_Selected text_.
Male college students, especially those who had done well in their high-school classes, are much more likely than females to drop out when placed on academic probation after their first year in school, according to a researcher now at the University of Oregon.
College students who bounce back from academic probation subsequently do improve their grades and improve their graduation prospects, the study found.
The study — published in April in the American Economic Journal: Applied Economics 2 — was based on data collected by a three-campus Canadian university from 1996 to 2005. Using a regression discontinuity design, researchers focused on 12,530 first-year students whose grade point averages put them just above or just below the grade point that triggered academic probation. Researchers then followed these students as they proceeded or dropped out.
“By focusing on students within a narrow range of GPAs around the probationary cutoff, all of the students in the study were very similar in how well they performed in their classes, but those with slightly lower GPAs found themselves on academic probation,” said Jason M. Lindo, a professor of economics. “Before this paper, we knew almost nothing about how students actually respond to being placed on academic probation. Everything that we did know had come from broad comparisons of outcomes of students placed on probation to outcomes of all students who were not placed on it.”
The new study removed all students who were well above or well below the threshold of academic probation from consideration, allowing more intense scrutiny of outcomes.
“Placing students on probation increases the probability that they will drop out,” Lindo said. “For those students who return to school, their GPA goes up by about 0.2 grade points.” The real impact, he added, is seen in what happens to young men.
For men, academic probation doubles the likelihood that they will drop out of school — from a 3 percent probability to a 6 percent probability, Lindo said.

_Data extract_.
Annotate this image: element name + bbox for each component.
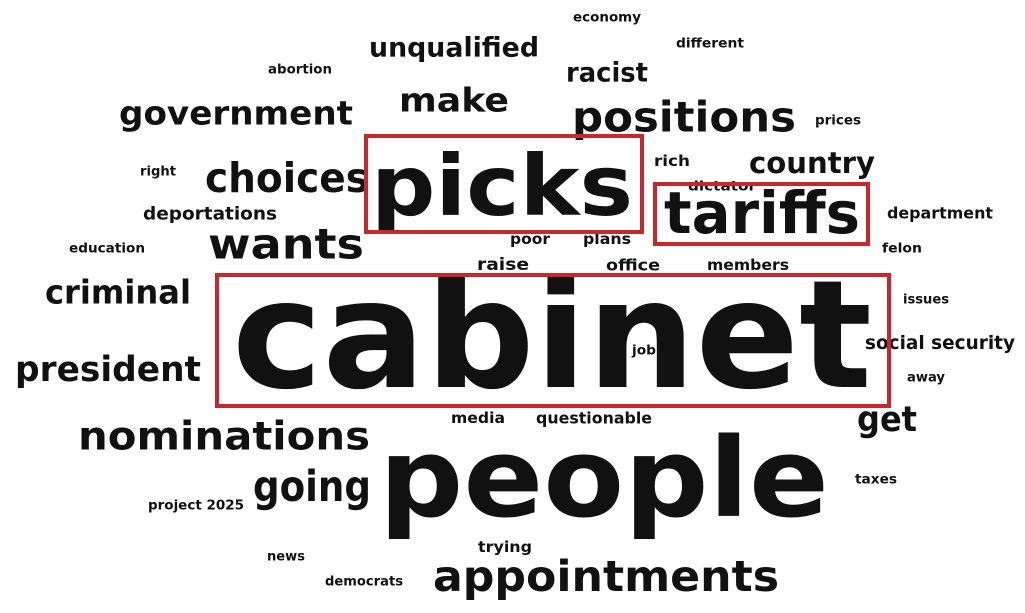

_Set tasks_.
1. How many first-year students did the study in the academic probation article focus on?
2. List every figure written in digits in the academic probation article, apart from years and the journal's title.
3. From the academic probation article, reproduce the passage starting with "The new study" and going on through "to young men.".

_Full answers_.
1. 12,530

2.
- 12,530 (first-year students studied)
- 0.2 (grade points by which returning students' GPA rises)
- 3 percent (men's probability of dropping out without probation)
- 6 percent (men's probability of dropping out on probation)

3.
The new study removed all students who were well above or well below the threshold of academic probation from consideration, allowing more intense scrutiny of outcomes.
“Placing students on probation increases the probability that they will drop out,” Lindo said. “For those students who return to school, their GPA goes up by about 0.2 grade points.” The real impact, he added, is seen in what happens to young men.